- _WHAT IS REQUIRED_:
Extract the whole listing as it stands. Do not include the pictures.

Data items:

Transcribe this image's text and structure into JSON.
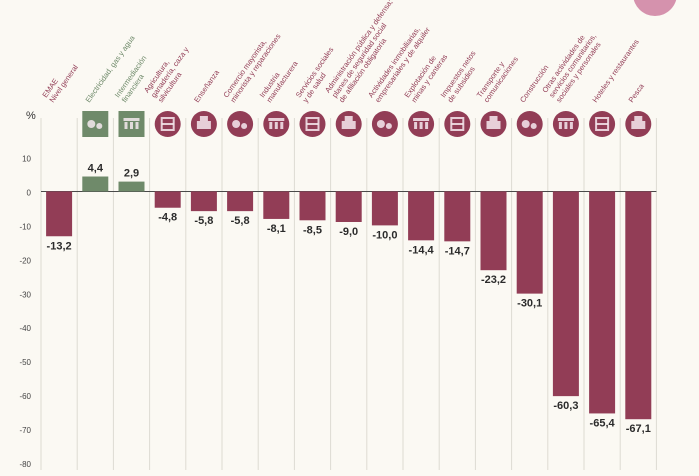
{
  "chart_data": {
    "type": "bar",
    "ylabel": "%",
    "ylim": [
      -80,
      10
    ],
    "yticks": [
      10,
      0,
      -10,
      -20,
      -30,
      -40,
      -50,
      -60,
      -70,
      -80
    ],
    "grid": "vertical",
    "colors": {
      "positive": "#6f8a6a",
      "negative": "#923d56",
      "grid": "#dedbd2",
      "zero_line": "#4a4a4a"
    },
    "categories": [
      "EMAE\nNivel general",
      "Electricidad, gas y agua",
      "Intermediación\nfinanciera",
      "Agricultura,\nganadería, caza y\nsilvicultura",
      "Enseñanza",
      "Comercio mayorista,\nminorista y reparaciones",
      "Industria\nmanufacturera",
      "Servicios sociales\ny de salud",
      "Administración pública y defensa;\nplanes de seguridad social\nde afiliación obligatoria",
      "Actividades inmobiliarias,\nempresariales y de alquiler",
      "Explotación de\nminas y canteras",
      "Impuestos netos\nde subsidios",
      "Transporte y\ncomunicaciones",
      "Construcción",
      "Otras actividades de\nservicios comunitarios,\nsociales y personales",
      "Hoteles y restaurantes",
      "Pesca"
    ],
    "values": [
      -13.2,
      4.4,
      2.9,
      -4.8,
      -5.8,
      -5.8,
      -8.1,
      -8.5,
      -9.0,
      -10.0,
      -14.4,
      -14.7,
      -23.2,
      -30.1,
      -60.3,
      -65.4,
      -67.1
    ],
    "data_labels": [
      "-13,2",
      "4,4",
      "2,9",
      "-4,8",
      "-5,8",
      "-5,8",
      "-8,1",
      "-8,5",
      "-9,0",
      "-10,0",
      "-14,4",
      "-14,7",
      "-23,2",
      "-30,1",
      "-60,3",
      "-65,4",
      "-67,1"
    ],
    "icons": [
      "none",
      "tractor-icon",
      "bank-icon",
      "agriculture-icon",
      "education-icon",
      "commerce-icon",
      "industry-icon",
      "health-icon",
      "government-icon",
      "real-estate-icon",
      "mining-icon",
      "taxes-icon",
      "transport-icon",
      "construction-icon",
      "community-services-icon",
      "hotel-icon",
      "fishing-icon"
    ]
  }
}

- _SOLUTION TO THIS TASK_:
Transcribe this image's text and structure into JSON.
{
  "chart_data": {
    "type": "bar",
    "ylabel": "%",
    "ylim": [
      -80,
      10
    ],
    "yticks": [
      10,
      0,
      -10,
      -20,
      -30,
      -40,
      -50,
      -60,
      -70,
      -80
    ],
    "grid": "vertical",
    "colors": {
      "positive": "#6f8a6a",
      "negative": "#923d56",
      "grid": "#dedbd2",
      "zero_line": "#4a4a4a"
    },
    "categories": [
      "EMAE\nNivel general",
      "Electricidad, gas y agua",
      "Intermediación\nfinanciera",
      "Agricultura,\nganadería, caza y\nsilvicultura",
      "Enseñanza",
      "Comercio mayorista,\nminorista y reparaciones",
      "Industria\nmanufacturera",
      "Servicios sociales\ny de salud",
      "Administración pública y defensa;\nplanes de seguridad social\nde afiliación obligatoria",
      "Actividades inmobiliarias,\nempresariales y de alquiler",
      "Explotación de\nminas y canteras",
      "Impuestos netos\nde subsidios",
      "Transporte y\ncomunicaciones",
      "Construcción",
      "Otras actividades de\nservicios comunitarios,\nsociales y personales",
      "Hoteles y restaurantes",
      "Pesca"
    ],
    "values": [
      -13.2,
      4.4,
      2.9,
      -4.8,
      -5.8,
      -5.8,
      -8.1,
      -8.5,
      -9.0,
      -10.0,
      -14.4,
      -14.7,
      -23.2,
      -30.1,
      -60.3,
      -65.4,
      -67.1
    ],
    "data_labels": [
      "-13,2",
      "4,4",
      "2,9",
      "-4,8",
      "-5,8",
      "-5,8",
      "-8,1",
      "-8,5",
      "-9,0",
      "-10,0",
      "-14,4",
      "-14,7",
      "-23,2",
      "-30,1",
      "-60,3",
      "-65,4",
      "-67,1"
    ],
    "icons": [
      "none",
      "tractor-icon",
      "bank-icon",
      "agriculture-icon",
      "education-icon",
      "commerce-icon",
      "industry-icon",
      "health-icon",
      "government-icon",
      "real-estate-icon",
      "mining-icon",
      "taxes-icon",
      "transport-icon",
      "construction-icon",
      "community-services-icon",
      "hotel-icon",
      "fishing-icon"
    ]
  }
}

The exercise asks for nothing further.